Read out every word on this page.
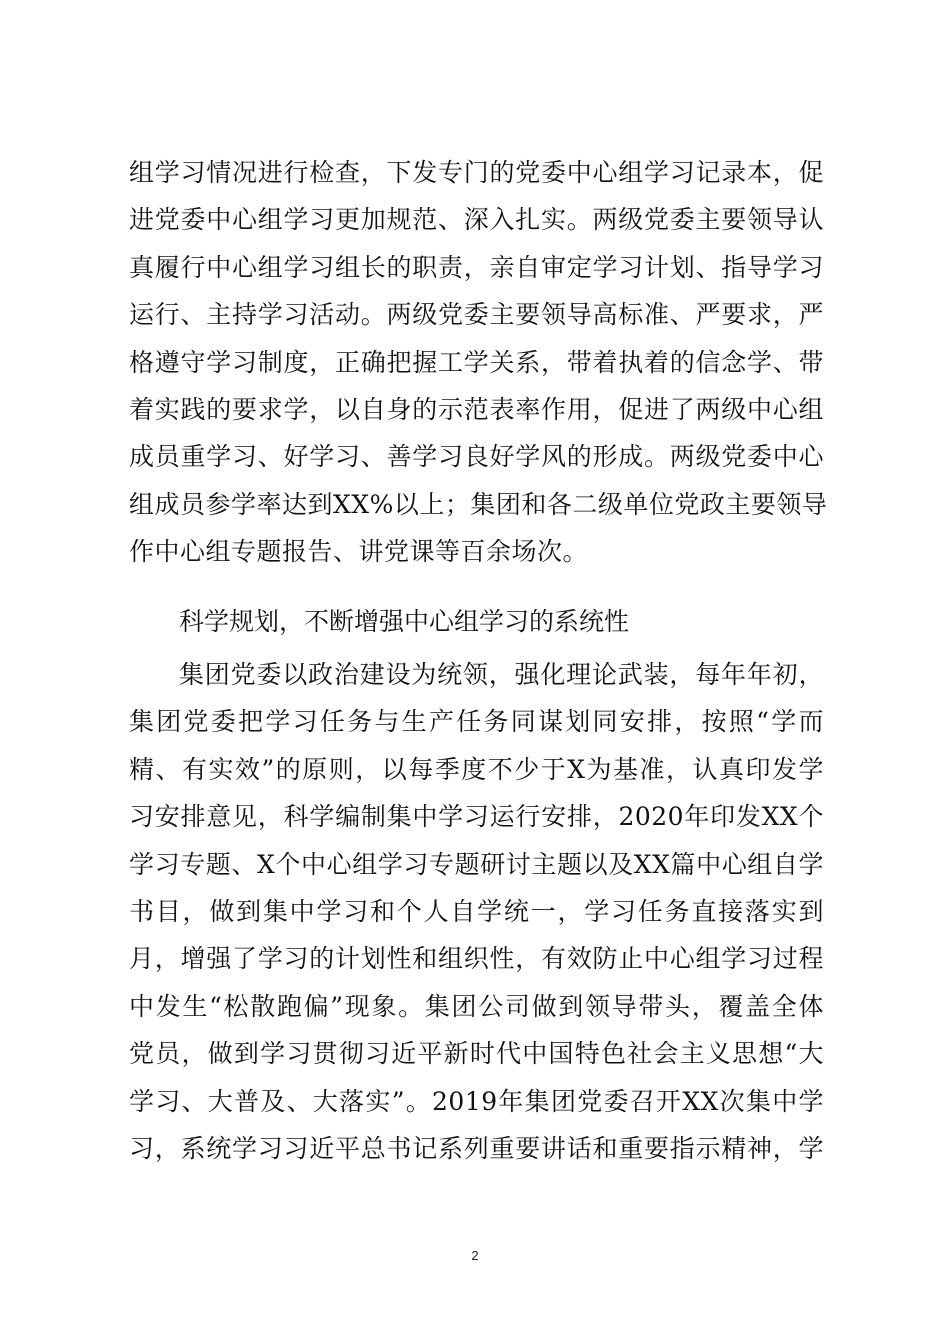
组学习情况进行检查，下发专门的党委中心组学习记录本，促
进党委中心组学习更加规范、深入扎实。两级党委主要领导认
真履行中心组学习组长的职责，亲自审定学习计划、指导学习
运行、主持学习活动。两级党委主要领导高标准、严要求，严
格遵守学习制度，正确把握工学关系，带着执着的信念学、带
着实践的要求学，以自身的示范表率作用，促进了两级中心组
成员重学习、好学习、善学习良好学风的形成。两级党委中心
组成员参学率达到XX%以上；集团和各二级单位党政主要领导
作中心组专题报告、讲党课等百余场次。
科学规划，不断增强中心组学习的系统性
集团党委以政治建设为统领，强化理论武装，每年年初，
集团党委把学习任务与生产任务同谋划同安排，按照“学而
精、有实效”的原则，以每季度不少于X为基准，认真印发学
习安排意见，科学编制集中学习运行安排，2020年印发XX个
学习专题、X个中心组学习专题研讨主题以及XX篇中心组自学
书目，做到集中学习和个人自学统一，学习任务直接落实到
月，增强了学习的计划性和组织性，有效防止中心组学习过程
中发生“松散跑偏”现象。集团公司做到领导带头，覆盖全体
党员，做到学习贯彻习近平新时代中国特色社会主义思想“大
学习、大普及、大落实”。2019年集团党委召开XX次集中学
习，系统学习习近平总书记系列重要讲话和重要指示精神，学
2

━━━━

Print all of the entries word for word. Omit the pictures they contain.

__Response to the exercise__.
Read out every word on this page.
组学习情况进行检查，下发专门的党委中心组学习记录本，促
进党委中心组学习更加规范、深入扎实。两级党委主要领导认
真履行中心组学习组长的职责，亲自审定学习计划、指导学习
运行、主持学习活动。两级党委主要领导高标准、严要求，严
格遵守学习制度，正确把握工学关系，带着执着的信念学、带
着实践的要求学，以自身的示范表率作用，促进了两级中心组
成员重学习、好学习、善学习良好学风的形成。两级党委中心
组成员参学率达到XX%以上；集团和各二级单位党政主要领导
作中心组专题报告、讲党课等百余场次。
科学规划，不断增强中心组学习的系统性
集团党委以政治建设为统领，强化理论武装，每年年初，
集团党委把学习任务与生产任务同谋划同安排，按照“学而
精、有实效”的原则，以每季度不少于X为基准，认真印发学
习安排意见，科学编制集中学习运行安排，2020年印发XX个
学习专题、X个中心组学习专题研讨主题以及XX篇中心组自学
书目，做到集中学习和个人自学统一，学习任务直接落实到
月，增强了学习的计划性和组织性，有效防止中心组学习过程
中发生“松散跑偏”现象。集团公司做到领导带头，覆盖全体
党员，做到学习贯彻习近平新时代中国特色社会主义思想“大
学习、大普及、大落实”。2019年集团党委召开XX次集中学
习，系统学习习近平总书记系列重要讲话和重要指示精神，学
2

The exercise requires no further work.